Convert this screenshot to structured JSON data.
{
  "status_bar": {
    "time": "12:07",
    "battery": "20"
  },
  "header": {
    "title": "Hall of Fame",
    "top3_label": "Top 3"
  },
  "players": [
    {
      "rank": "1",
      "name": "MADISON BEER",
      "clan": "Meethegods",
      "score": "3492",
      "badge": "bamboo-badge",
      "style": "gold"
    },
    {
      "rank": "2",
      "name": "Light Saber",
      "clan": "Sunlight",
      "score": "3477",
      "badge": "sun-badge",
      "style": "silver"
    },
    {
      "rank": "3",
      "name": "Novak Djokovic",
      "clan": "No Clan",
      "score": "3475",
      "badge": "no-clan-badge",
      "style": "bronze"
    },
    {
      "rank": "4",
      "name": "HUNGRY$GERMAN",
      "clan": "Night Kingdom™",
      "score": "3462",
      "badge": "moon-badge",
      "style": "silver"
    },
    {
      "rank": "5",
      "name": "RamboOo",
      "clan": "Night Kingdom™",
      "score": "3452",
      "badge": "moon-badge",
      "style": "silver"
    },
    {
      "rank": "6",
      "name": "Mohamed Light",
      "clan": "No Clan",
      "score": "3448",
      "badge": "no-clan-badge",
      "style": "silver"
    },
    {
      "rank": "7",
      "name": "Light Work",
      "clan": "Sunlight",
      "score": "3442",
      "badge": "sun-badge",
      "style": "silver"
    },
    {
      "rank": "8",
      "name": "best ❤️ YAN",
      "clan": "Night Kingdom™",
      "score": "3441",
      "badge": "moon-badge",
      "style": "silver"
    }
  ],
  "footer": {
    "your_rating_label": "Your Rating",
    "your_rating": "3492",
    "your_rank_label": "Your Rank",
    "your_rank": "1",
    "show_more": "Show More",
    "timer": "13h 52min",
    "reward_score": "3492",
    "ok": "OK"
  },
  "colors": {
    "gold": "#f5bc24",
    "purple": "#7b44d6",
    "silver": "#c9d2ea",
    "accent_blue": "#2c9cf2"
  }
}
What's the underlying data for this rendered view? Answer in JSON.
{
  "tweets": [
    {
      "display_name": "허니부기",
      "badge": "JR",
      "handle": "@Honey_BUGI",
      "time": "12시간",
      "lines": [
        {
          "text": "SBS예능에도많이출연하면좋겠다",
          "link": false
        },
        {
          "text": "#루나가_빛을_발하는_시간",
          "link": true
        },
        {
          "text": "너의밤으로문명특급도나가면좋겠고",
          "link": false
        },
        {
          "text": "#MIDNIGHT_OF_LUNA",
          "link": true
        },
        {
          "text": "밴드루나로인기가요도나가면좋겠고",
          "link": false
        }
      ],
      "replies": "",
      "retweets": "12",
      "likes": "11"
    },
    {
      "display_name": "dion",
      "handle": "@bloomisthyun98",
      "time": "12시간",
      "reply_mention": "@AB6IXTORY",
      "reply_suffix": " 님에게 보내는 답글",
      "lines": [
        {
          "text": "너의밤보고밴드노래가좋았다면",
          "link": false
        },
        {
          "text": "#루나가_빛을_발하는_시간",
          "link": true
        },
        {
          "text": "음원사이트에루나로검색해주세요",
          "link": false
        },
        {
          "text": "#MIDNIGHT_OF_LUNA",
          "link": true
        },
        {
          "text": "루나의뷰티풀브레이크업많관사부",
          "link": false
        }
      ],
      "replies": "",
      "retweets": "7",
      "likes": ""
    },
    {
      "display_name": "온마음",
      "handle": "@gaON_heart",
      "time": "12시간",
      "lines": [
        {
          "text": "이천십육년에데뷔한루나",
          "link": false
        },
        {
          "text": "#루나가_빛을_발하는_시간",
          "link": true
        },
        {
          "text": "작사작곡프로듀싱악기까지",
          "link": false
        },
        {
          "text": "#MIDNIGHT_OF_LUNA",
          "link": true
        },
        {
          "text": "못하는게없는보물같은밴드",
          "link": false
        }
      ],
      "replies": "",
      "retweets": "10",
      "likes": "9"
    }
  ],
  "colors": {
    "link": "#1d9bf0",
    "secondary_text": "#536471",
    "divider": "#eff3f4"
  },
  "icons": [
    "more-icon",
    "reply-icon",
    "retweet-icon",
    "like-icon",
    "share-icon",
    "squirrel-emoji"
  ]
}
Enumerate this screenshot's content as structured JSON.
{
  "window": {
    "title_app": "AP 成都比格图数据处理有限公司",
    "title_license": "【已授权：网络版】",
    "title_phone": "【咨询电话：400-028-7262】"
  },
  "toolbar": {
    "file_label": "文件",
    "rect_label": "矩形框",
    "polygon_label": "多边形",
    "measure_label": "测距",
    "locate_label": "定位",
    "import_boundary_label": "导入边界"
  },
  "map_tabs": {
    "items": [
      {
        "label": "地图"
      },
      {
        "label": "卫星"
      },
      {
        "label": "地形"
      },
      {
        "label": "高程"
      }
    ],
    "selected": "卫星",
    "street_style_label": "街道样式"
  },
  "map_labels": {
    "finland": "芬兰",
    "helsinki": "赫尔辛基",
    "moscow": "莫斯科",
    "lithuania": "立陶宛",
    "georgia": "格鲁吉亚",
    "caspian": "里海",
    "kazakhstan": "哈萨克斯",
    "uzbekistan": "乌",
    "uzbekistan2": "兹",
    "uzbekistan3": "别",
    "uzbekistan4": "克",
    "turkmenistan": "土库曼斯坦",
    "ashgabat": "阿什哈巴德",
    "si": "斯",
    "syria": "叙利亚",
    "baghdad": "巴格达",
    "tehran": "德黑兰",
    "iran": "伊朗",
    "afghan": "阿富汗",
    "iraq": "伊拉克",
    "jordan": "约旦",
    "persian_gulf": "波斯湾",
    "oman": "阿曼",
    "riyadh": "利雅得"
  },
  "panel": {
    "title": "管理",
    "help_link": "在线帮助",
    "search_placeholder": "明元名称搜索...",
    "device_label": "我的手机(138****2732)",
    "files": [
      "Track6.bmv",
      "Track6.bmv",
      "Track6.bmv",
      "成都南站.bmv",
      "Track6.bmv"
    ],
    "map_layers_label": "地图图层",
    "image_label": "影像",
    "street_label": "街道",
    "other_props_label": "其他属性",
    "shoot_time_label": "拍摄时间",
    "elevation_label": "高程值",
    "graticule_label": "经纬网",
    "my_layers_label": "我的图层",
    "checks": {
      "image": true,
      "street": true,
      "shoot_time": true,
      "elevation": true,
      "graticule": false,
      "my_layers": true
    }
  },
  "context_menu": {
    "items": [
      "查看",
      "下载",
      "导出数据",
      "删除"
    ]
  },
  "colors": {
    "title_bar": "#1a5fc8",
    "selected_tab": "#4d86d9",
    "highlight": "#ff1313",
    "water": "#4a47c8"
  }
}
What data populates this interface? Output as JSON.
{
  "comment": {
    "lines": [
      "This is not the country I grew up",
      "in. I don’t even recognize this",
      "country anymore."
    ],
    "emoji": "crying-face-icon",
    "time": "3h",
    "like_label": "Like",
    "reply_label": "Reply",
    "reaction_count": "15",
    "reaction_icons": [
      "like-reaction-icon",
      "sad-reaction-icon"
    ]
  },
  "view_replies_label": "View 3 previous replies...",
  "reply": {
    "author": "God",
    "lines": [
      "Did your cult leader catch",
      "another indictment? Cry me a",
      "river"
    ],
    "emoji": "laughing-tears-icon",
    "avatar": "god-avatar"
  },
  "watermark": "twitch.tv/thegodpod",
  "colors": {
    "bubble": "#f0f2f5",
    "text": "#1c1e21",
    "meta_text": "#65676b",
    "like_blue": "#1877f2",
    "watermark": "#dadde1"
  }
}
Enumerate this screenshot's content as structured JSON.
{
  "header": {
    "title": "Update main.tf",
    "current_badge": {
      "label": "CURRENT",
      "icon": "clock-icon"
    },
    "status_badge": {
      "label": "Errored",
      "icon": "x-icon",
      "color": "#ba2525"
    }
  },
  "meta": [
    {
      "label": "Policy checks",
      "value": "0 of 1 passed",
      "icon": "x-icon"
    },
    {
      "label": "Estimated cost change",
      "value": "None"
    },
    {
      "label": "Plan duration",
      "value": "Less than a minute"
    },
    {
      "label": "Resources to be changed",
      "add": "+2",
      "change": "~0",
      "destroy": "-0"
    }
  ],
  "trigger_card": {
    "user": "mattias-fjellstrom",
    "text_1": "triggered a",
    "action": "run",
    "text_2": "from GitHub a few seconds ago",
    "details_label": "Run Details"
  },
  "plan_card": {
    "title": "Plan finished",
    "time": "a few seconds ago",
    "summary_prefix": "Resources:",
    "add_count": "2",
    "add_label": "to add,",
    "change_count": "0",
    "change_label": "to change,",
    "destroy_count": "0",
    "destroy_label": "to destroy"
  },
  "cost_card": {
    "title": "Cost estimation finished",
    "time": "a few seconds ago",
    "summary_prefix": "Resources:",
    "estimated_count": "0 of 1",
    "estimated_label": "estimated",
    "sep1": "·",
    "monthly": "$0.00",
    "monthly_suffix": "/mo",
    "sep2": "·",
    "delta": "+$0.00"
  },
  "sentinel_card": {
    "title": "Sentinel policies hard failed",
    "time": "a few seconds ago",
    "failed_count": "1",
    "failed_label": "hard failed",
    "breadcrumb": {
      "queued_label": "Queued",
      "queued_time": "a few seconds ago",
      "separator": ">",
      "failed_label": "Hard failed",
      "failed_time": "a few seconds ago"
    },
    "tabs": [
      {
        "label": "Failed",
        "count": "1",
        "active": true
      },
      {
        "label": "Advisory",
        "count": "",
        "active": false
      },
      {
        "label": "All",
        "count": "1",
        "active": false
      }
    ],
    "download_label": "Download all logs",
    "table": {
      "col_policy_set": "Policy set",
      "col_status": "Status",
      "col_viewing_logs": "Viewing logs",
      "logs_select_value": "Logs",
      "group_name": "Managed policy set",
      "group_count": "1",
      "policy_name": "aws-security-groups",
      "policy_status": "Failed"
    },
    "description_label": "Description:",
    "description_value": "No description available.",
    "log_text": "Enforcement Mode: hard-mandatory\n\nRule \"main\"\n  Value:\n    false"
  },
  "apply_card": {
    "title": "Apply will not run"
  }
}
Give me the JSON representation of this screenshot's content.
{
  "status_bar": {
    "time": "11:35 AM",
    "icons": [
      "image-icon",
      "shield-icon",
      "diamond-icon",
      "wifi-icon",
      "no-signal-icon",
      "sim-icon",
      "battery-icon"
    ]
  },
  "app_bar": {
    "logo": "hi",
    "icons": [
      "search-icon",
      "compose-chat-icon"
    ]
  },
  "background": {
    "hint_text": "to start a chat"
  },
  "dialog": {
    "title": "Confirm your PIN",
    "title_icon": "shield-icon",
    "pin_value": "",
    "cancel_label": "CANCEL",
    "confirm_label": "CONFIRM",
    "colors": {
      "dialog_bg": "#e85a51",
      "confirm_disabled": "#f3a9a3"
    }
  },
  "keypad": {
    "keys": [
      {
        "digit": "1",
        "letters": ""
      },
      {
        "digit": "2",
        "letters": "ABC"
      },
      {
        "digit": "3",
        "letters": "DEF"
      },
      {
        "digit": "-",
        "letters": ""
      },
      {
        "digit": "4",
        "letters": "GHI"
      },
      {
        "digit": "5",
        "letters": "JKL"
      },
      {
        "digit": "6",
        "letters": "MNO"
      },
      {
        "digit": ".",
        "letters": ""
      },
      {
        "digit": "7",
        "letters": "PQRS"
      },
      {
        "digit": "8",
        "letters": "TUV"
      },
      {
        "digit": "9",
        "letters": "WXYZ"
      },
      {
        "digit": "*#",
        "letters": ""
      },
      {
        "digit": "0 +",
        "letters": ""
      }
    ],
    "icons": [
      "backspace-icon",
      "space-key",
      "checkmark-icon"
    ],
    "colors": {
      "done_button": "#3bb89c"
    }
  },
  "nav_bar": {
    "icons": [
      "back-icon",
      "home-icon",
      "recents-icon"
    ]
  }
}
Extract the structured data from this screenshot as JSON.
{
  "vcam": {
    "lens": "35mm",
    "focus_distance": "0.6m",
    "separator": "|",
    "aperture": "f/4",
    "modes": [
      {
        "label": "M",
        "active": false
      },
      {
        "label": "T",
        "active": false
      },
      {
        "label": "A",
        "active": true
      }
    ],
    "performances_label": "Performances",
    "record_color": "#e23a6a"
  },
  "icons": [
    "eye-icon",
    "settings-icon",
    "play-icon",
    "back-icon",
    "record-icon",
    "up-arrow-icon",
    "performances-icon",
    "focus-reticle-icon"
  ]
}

════════

Directions >> In the entries above, identify every line with the word "chat". Copy those lines.

Exercise response >>
      "compose-chat-icon"
    "hint_text": "to start a chat"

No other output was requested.